Entries provided
--- Begin ---
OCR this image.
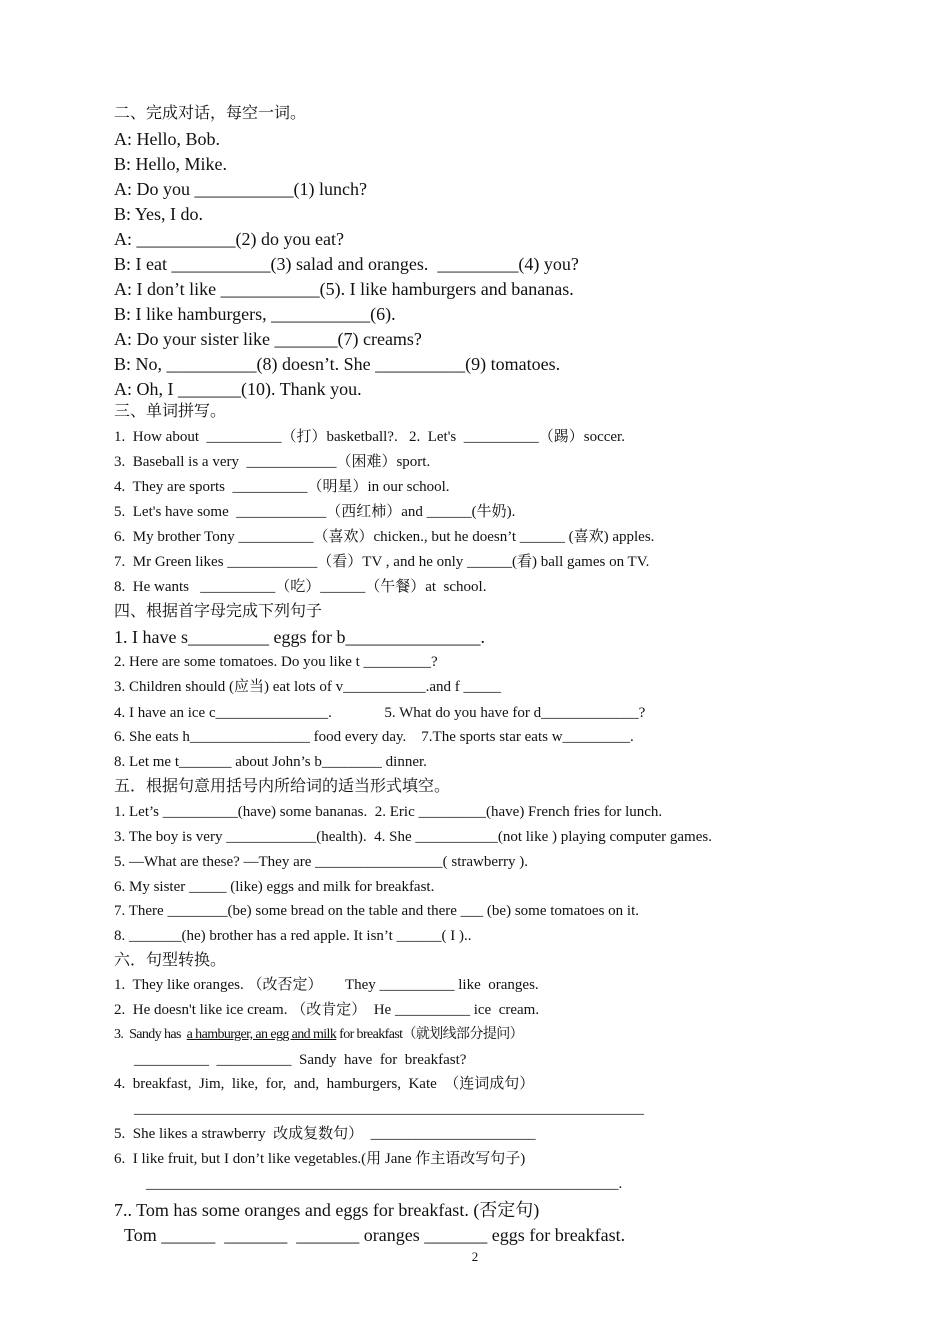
二、完成对话，每空一词。
A: Hello, Bob.
B: Hello, Mike.
A: Do you ___________(1) lunch?
B: Yes, I do.
A: ___________(2) do you eat?
B: I eat ___________(3) salad and oranges.  _________(4) you?
A: I don’t like ___________(5). I like hamburgers and bananas.
B: I like hamburgers, ___________(6).
A: Do your sister like _______(7) creams?
B: No, __________(8) doesn’t. She __________(9) tomatoes.
A: Oh, I _______(10). Thank you.
三、单词拼写。
1.  How about  __________（打）basketball?.   2.  Let's  __________（踢）soccer.
3.  Baseball is a very  ____________（困难）sport.
4.  They are sports  __________（明星）in our school.
5.  Let's have some  ____________（西红柿）and ______(牛奶).
6.  My brother Tony __________（喜欢）chicken., but he doesn’t ______ (喜欢) apples.
7.  Mr Green likes ____________（看）TV , and he only ______(看) ball games on TV.
8.  He wants   __________（吃）______（午餐）at  school.
四、根据首字母完成下列句子
1. I have s_________ eggs for b_______________.
2. Here are some tomatoes. Do you like t _________?
3. Children should (应当) eat lots of v___________.and f _____
4. I have an ice c_______________.              5. What do you have for d_____________?
6. She eats h________________ food every day.    7.The sports star eats w_________.
8. Let me t_______ about John’s b________ dinner.
五．根据句意用括号内所给词的适当形式填空。
1. Let’s __________(have) some bananas.  2. Eric _________(have) French fries for lunch.
3. The boy is very ____________(health).  4. She ___________(not like ) playing computer games.
5. —What are these? —They are _________________( strawberry ).
6. My sister _____ (like) eggs and milk for breakfast.
7. There ________(be) some bread on the table and there ___ (be) some tomatoes on it.
8. _______(he) brother has a red apple. It isn’t ______( I )..
六．句型转换。
1.  They like oranges. （改否定）      They __________ like  oranges.
2.  He doesn't like ice cream. （改肯定）  He __________ ice  cream.
3.  Sandy has  a hamburger, an egg and milk for breakfast（就划线部分提问）
__________  __________  Sandy  have  for  breakfast?
4.  breakfast,  Jim,  like,  for,  and,  hamburgers,  Kate  （连词成句）
____________________________________________________________________
5.  She likes a strawberry  改成复数句）  ______________________
6.  I like fruit, but I don’t like vegetables.(用 Jane 作主语改写句子)
_______________________________________________________________.
7.. Tom has some oranges and eggs for breakfast. (否定句)
Tom ______  _______  _______ oranges _______ eggs for breakfast.
2
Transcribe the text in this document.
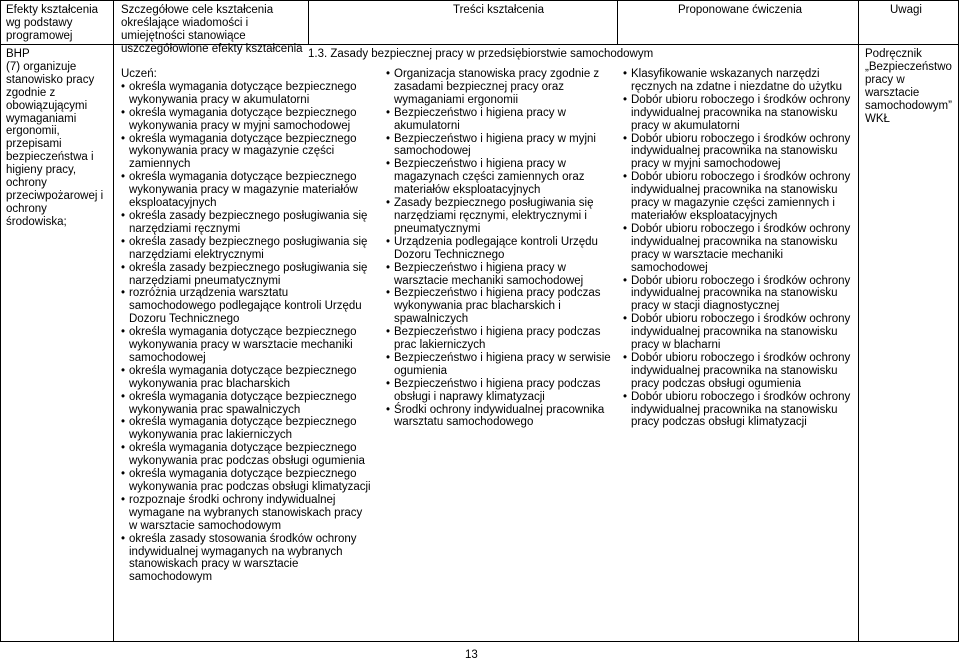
Efekty kształcenia wg podstawy programowej
Szczegółowe cele kształcenia określające wiadomości i umiejętności stanowiące uszczegółowione efekty kształcenia
Treści kształcenia	Proponowane ćwiczenia	Uwagi
1.3. Zasady bezpiecznej pracy w przedsiębiorstwie samochodowym
BHP
(7) organizuje stanowisko pracy zgodnie z obowiązującymi wymaganiami ergonomii, przepisami bezpieczeństwa i higieny pracy, ochrony przeciwpożarowej i ochrony środowiska;
Uczeń:
• określa wymagania dotyczące bezpiecznego wykonywania pracy w akumulatorni
• określa wymagania dotyczące bezpiecznego wykonywania pracy w myjni samochodowej
• określa wymagania dotyczące bezpiecznego wykonywania pracy w magazynie części zamiennych
• określa wymagania dotyczące bezpiecznego wykonywania pracy w magazynie materiałów eksploatacyjnych
• określa zasady bezpiecznego posługiwania się narzędziami ręcznymi
• określa zasady bezpiecznego posługiwania się narzędziami elektrycznymi
• określa zasady bezpiecznego posługiwania się narzędziami pneumatycznymi
• rozróżnia urządzenia warsztatu samochodowego podlegające kontroli Urzędu Dozoru Technicznego
• określa wymagania dotyczące bezpiecznego wykonywania pracy w warsztacie mechaniki samochodowej
• określa wymagania dotyczące bezpiecznego wykonywania prac blacharskich
• określa wymagania dotyczące bezpiecznego wykonywania prac spawalniczych
• określa wymagania dotyczące bezpiecznego wykonywania prac lakierniczych
• określa wymagania dotyczące bezpiecznego wykonywania prac podczas obsługi ogumienia
• określa wymagania dotyczące bezpiecznego wykonywania prac podczas obsługi klimatyzacji
• rozpoznaje środki ochrony indywidualnej wymagane na wybranych stanowiskach pracy w warsztacie samochodowym
• określa zasady stosowania środków ochrony indywidualnej wymaganych na wybranych stanowiskach pracy w warsztacie samochodowym
• Organizacja stanowiska pracy zgodnie z zasadami bezpiecznej pracy oraz wymaganiami ergonomii
• Bezpieczeństwo i higiena pracy w akumulatorni
• Bezpieczeństwo i higiena pracy w myjni samochodowej
• Bezpieczeństwo i higiena pracy w magazynach części zamiennych oraz materiałów eksploatacyjnych
• Zasady bezpiecznego posługiwania się narzędziami ręcznymi, elektrycznymi i pneumatycznymi
• Urządzenia podlegające kontroli Urzędu Dozoru Technicznego
• Bezpieczeństwo i higiena pracy w warsztacie mechaniki samochodowej
• Bezpieczeństwo i higiena pracy podczas wykonywania prac blacharskich i spawalniczych
• Bezpieczeństwo i higiena pracy podczas prac lakierniczych
• Bezpieczeństwo i higiena pracy w serwisie ogumienia
• Bezpieczeństwo i higiena pracy podczas obsługi i naprawy klimatyzacji
• Środki ochrony indywidualnej pracownika warsztatu samochodowego
• Klasyfikowanie wskazanych narzędzi ręcznych na zdatne i niezdatne do użytku
• Dobór ubioru roboczego i środków ochrony indywidualnej pracownika na stanowisku pracy w akumulatorni
• Dobór ubioru roboczego i środków ochrony indywidualnej pracownika na stanowisku pracy w myjni samochodowej
• Dobór ubioru roboczego i środków ochrony indywidualnej pracownika na stanowisku pracy w magazynie części zamiennych i materiałów eksploatacyjnych
• Dobór ubioru roboczego i środków ochrony indywidualnej pracownika na stanowisku pracy w warsztacie mechaniki samochodowej
• Dobór ubioru roboczego i środków ochrony indywidualnej pracownika na stanowisku pracy w stacji diagnostycznej
• Dobór ubioru roboczego i środków ochrony indywidualnej pracownika na stanowisku pracy w blacharni
• Dobór ubioru roboczego i środków ochrony indywidualnej pracownika na stanowisku pracy podczas obsługi ogumienia
• Dobór ubioru roboczego i środków ochrony indywidualnej pracownika na stanowisku pracy podczas obsługi klimatyzacji
Podręcznik
„Bezpieczeństwo pracy w warsztacie samochodowym”
WKŁ
13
--- End ---
Task
Scan the listing above and copy all lines containing the word "oranges".

Finished task
B: I eat ___________(3) salad and oranges.  _________(4) you?
1.  They like oranges. （改否定）      They __________ like  oranges.
7.. Tom has some oranges and eggs for breakfast. (否定句)
Tom ______  _______  _______ oranges _______ eggs for breakfast.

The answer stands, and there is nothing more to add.